◆ **Exercise**
Return the data exactly, with all pictures removed.

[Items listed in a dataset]

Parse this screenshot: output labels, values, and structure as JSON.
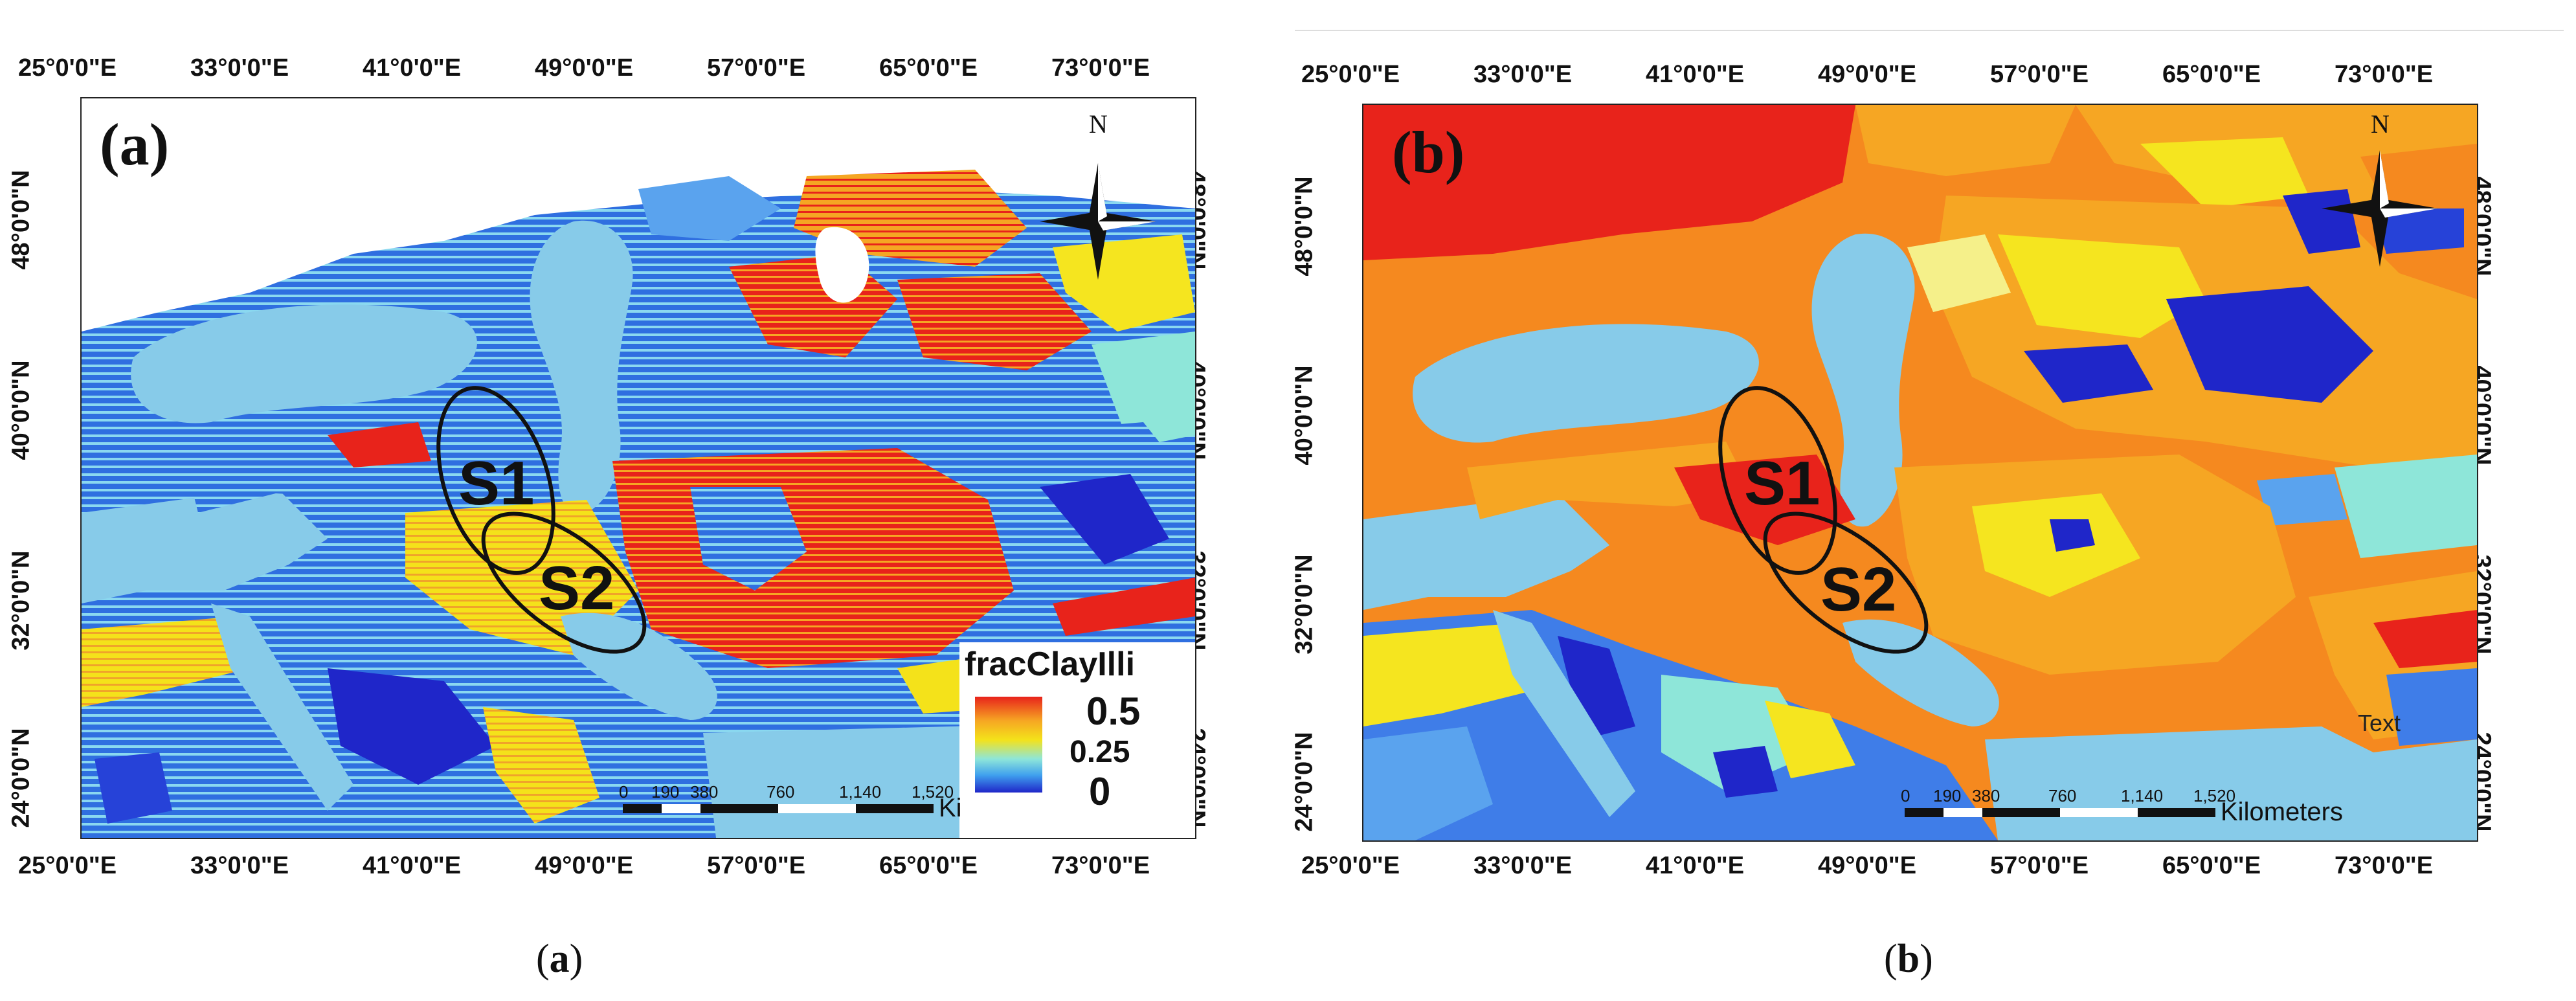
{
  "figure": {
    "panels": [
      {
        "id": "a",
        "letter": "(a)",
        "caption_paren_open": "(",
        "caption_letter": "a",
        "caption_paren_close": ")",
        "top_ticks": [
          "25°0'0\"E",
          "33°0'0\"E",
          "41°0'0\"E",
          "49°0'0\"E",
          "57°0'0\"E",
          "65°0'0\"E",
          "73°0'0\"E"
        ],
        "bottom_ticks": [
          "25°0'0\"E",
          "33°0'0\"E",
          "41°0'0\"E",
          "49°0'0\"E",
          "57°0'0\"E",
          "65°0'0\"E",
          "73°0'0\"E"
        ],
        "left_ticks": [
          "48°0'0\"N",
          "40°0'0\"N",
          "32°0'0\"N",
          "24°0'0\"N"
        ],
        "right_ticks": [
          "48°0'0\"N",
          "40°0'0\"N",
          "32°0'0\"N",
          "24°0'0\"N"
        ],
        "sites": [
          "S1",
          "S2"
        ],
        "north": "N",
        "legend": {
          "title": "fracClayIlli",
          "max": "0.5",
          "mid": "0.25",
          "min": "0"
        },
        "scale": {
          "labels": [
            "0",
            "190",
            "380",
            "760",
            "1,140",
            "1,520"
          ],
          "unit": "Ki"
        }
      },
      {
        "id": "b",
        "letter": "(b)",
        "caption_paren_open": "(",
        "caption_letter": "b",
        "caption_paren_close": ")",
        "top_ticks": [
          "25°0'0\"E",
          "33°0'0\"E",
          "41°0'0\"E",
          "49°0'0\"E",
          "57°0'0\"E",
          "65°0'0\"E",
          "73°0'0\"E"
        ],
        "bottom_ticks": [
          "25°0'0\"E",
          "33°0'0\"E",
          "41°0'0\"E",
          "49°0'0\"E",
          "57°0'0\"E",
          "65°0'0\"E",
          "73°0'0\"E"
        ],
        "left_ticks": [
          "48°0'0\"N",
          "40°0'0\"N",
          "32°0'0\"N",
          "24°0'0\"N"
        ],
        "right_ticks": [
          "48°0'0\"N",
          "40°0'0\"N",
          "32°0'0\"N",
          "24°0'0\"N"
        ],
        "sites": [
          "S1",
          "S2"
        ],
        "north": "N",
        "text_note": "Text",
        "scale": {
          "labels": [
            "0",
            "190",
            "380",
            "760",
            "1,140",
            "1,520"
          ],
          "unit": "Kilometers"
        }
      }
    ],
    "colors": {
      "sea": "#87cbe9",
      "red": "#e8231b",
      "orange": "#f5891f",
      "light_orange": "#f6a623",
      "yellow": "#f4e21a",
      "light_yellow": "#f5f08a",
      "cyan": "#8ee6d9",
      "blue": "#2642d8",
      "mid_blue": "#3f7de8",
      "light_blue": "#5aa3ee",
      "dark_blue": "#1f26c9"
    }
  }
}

◆ **Result for this exercise**
Parse this screenshot: output labels, values, and structure as JSON.
{
  "figure": {
    "panels": [
      {
        "id": "a",
        "letter": "(a)",
        "caption_paren_open": "(",
        "caption_letter": "a",
        "caption_paren_close": ")",
        "top_ticks": [
          "25°0'0\"E",
          "33°0'0\"E",
          "41°0'0\"E",
          "49°0'0\"E",
          "57°0'0\"E",
          "65°0'0\"E",
          "73°0'0\"E"
        ],
        "bottom_ticks": [
          "25°0'0\"E",
          "33°0'0\"E",
          "41°0'0\"E",
          "49°0'0\"E",
          "57°0'0\"E",
          "65°0'0\"E",
          "73°0'0\"E"
        ],
        "left_ticks": [
          "48°0'0\"N",
          "40°0'0\"N",
          "32°0'0\"N",
          "24°0'0\"N"
        ],
        "right_ticks": [
          "48°0'0\"N",
          "40°0'0\"N",
          "32°0'0\"N",
          "24°0'0\"N"
        ],
        "sites": [
          "S1",
          "S2"
        ],
        "north": "N",
        "legend": {
          "title": "fracClayIlli",
          "max": "0.5",
          "mid": "0.25",
          "min": "0"
        },
        "scale": {
          "labels": [
            "0",
            "190",
            "380",
            "760",
            "1,140",
            "1,520"
          ],
          "unit": "Ki"
        }
      },
      {
        "id": "b",
        "letter": "(b)",
        "caption_paren_open": "(",
        "caption_letter": "b",
        "caption_paren_close": ")",
        "top_ticks": [
          "25°0'0\"E",
          "33°0'0\"E",
          "41°0'0\"E",
          "49°0'0\"E",
          "57°0'0\"E",
          "65°0'0\"E",
          "73°0'0\"E"
        ],
        "bottom_ticks": [
          "25°0'0\"E",
          "33°0'0\"E",
          "41°0'0\"E",
          "49°0'0\"E",
          "57°0'0\"E",
          "65°0'0\"E",
          "73°0'0\"E"
        ],
        "left_ticks": [
          "48°0'0\"N",
          "40°0'0\"N",
          "32°0'0\"N",
          "24°0'0\"N"
        ],
        "right_ticks": [
          "48°0'0\"N",
          "40°0'0\"N",
          "32°0'0\"N",
          "24°0'0\"N"
        ],
        "sites": [
          "S1",
          "S2"
        ],
        "north": "N",
        "text_note": "Text",
        "scale": {
          "labels": [
            "0",
            "190",
            "380",
            "760",
            "1,140",
            "1,520"
          ],
          "unit": "Kilometers"
        }
      }
    ],
    "colors": {
      "sea": "#87cbe9",
      "red": "#e8231b",
      "orange": "#f5891f",
      "light_orange": "#f6a623",
      "yellow": "#f4e21a",
      "light_yellow": "#f5f08a",
      "cyan": "#8ee6d9",
      "blue": "#2642d8",
      "mid_blue": "#3f7de8",
      "light_blue": "#5aa3ee",
      "dark_blue": "#1f26c9"
    }
  }
}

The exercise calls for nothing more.